EXTRAIT DE L'ARTICLE:
----

Les fondations de la mosquée d’Amachache, un petit village dans l’extrême nord-est du Mali, sont progressivement grignotées par l’érosion. Aux alentours, des cases en ruine. Les briques de terre qui composent les murs semblent s’évaporer. Cela peut paraître paradoxal, mais dans cette région où les températures avoisinent les 45 degrés à l’ombre en saison sèche, c’est bien la pluie, la responsable de tous ces maux.

Il ne pleut pourtant que quelques jours par an en cumulé, soit 68 mm de précipitation. Dix fois moins qu’à Paris. L’enjeu dans cette partie du pays a toujours été « la maîtrise de l’eau », explique Hamany Belco Maïga, président du conseil régional de Kidal, le chef-lieu régional.

« C’est un conflit millénaire, qui dépasse toutes les autres considérations. Le plus grand luxe ici, c’est l’eau ». Avec la crise que traverse le Mali depuis 2012, la guerre pour l’or bleu a pris une tournure plus radicale.

Maîtriser et canaliser l’eau

« Ces dernières années, la pluie a changé. On n’a pas l’habitude de voir ça. Les vents, les pluies sont beaucoup plus violents. Les écoulements arrivent de la montagne, là-bas. Ils sont torrentiels. Ca emporte les habitations et même les gens », affirme Ousmane Ag Abdoulah, le maire de Tessalit (5 000 habitants)

L’Adrar des Ifoghas auquel fait référence le maire, fait office de château d’eau dans le désert. C’est un des plus imposants massifs montagneux du Sahara. Les pluies qui ruissellent sur les pentes emportent tout sur leur passage. Mais ces déversements massif sont trop brutaux pour être profitables. Trop ponctuels pour permettre aux nappes phréatiques de se recharger. « Il faut que l’on maîtrise les écoulements. Pour ça, il faut faire des barrages, des digues, des microbarrages, pour que l’eau puisse avoir le temps de stagner. Sinon, elle va s’évaporer dans le désert et tout ça ne servira à rien », assène Ousmane Ag Abdoulah.

Coopération civilo-militaire

Ces considérations, Bamako n’en a cure. Il faut dire que vu de la capitale, les problèmes du nord du Mali n’ont jamais été une priorité. La distance entre Bamako et Tessalit équivaut à un Paris-Rome. Alors les leaders communautaires se mobilisent localement, tentent d’alerter les bailleurs, Agence Française de développement (AFD, partenaire du Monde Afrique) en tête, afin de trouver des solutions pour distribuer la ressource au plus grand nombre. Mais dans cette partie du pays, les djihadistes rôdent encore. C’est l’armée française, d’abord Serval puis Barkhane qui met sur pied de petits projets, au titre de la coopération civilo-militaire.

----

ITEMS FOURNIS:
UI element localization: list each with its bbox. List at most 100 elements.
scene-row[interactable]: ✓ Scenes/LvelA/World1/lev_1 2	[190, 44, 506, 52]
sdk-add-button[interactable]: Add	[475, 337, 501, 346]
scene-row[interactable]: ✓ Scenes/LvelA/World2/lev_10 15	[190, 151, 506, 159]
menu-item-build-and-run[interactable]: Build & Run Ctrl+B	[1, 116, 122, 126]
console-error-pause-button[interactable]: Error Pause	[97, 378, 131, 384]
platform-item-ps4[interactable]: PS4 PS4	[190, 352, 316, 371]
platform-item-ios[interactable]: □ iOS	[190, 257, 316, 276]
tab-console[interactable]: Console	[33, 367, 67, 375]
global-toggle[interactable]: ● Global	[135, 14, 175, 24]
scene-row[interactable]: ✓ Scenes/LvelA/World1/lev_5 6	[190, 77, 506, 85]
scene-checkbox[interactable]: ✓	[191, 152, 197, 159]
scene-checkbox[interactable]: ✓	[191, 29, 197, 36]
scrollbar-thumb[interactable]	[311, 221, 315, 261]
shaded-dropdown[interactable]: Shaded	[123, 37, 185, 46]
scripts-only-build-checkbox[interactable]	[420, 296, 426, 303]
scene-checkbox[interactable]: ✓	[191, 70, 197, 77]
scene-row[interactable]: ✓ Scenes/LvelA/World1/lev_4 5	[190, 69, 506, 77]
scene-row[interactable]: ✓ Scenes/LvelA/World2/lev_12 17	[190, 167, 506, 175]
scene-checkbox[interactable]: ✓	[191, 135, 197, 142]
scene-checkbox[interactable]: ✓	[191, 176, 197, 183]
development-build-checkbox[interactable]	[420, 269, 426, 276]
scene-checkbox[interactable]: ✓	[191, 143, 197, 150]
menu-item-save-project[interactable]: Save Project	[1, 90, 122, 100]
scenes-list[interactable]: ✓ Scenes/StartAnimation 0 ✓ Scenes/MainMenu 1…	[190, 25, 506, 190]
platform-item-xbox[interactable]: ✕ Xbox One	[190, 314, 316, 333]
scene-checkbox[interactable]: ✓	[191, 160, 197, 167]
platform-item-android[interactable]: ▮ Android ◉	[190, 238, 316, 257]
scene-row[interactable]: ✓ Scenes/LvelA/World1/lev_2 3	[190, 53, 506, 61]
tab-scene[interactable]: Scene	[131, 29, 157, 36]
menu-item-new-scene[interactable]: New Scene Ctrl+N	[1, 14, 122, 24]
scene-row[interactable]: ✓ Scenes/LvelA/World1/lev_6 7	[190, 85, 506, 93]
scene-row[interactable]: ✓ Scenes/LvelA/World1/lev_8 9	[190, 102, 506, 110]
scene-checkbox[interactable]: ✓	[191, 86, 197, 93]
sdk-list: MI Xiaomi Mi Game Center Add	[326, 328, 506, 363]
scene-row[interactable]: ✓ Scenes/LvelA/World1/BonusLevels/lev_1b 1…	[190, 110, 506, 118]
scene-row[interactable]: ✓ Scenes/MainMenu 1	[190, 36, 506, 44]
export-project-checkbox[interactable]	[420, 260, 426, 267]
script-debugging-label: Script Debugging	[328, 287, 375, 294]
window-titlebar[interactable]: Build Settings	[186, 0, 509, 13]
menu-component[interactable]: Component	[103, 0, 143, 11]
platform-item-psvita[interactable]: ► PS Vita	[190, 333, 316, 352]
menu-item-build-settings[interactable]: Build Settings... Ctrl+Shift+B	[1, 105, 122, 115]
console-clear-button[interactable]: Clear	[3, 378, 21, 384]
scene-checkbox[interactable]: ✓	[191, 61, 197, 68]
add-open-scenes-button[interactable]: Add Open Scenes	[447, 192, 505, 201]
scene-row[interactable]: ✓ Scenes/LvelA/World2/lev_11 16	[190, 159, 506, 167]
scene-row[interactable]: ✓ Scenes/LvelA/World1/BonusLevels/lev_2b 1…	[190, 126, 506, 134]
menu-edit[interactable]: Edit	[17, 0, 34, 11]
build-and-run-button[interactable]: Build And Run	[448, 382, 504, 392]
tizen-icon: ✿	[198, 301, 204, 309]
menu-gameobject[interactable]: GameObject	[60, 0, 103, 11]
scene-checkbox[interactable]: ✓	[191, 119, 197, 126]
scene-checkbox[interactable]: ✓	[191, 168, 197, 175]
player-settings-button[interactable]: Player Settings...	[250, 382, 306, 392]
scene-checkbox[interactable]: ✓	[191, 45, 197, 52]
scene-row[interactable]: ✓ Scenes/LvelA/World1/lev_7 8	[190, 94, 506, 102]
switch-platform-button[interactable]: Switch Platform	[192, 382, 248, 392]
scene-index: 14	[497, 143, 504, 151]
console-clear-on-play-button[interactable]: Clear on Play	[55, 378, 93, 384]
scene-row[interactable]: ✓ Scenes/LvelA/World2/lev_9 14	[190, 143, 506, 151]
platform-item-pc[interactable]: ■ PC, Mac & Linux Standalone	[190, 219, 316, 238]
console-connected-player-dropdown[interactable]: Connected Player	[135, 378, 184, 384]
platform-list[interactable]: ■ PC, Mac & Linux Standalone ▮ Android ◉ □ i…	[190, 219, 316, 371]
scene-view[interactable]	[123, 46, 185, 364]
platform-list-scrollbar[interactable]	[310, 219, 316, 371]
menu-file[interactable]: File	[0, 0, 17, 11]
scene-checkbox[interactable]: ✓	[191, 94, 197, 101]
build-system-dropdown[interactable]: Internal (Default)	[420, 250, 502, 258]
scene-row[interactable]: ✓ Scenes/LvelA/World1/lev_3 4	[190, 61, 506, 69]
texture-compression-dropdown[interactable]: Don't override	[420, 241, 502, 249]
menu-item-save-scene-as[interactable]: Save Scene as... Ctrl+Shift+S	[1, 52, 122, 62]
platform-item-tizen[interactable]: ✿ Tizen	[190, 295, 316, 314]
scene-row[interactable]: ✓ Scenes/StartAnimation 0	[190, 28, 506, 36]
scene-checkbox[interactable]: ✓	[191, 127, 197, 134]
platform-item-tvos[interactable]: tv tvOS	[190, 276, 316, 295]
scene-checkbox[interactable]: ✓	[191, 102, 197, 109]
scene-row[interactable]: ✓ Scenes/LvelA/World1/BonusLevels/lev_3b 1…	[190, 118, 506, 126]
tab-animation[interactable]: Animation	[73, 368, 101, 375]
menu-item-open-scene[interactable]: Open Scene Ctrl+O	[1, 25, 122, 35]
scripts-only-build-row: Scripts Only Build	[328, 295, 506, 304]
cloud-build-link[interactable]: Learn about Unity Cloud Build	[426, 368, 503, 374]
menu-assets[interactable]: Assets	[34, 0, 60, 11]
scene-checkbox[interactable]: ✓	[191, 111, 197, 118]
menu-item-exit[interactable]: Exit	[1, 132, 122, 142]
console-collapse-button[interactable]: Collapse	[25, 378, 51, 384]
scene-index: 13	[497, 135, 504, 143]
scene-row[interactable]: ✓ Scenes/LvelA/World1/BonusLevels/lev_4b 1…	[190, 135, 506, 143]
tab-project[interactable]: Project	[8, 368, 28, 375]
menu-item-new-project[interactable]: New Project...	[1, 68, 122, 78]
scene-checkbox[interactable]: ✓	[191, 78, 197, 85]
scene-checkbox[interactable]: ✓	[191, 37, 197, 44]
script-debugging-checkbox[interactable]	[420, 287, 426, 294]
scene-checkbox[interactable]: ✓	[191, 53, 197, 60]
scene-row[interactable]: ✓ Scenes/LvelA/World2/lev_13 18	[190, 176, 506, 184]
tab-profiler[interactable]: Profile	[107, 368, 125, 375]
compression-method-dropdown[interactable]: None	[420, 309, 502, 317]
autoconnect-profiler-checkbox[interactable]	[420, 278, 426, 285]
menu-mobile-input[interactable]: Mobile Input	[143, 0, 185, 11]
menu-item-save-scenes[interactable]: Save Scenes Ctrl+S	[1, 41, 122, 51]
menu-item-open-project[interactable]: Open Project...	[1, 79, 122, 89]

----

TÂCHE À RÉALISER: Extrayez de l'article sur l'eau dans le nord du Mali tout ce qui va de « Les fondations de » jusqu'à « le chef-lieu régional. », sans rien changer. Répondez en vous appuyant uniquement sur l'article.

BONNE RÉPONSE:
Les fondations de la mosquée d’Amachache, un petit village dans l’extrême nord-est du Mali, sont progressivement grignotées par l’érosion. Aux alentours, des cases en ruine. Les briques de terre qui composent les murs semblent s’évaporer. Cela peut paraître paradoxal, mais dans cette région où les températures avoisinent les 45 degrés à l’ombre en saison sèche, c’est bien la pluie, la responsable de tous ces maux.

Il ne pleut pourtant que quelques jours par an en cumulé, soit 68 mm de précipitation. Dix fois moins qu’à Paris. L’enjeu dans cette partie du pays a toujours été « la maîtrise de l’eau », explique Hamany Belco Maïga, président du conseil régional de Kidal, le chef-lieu régional.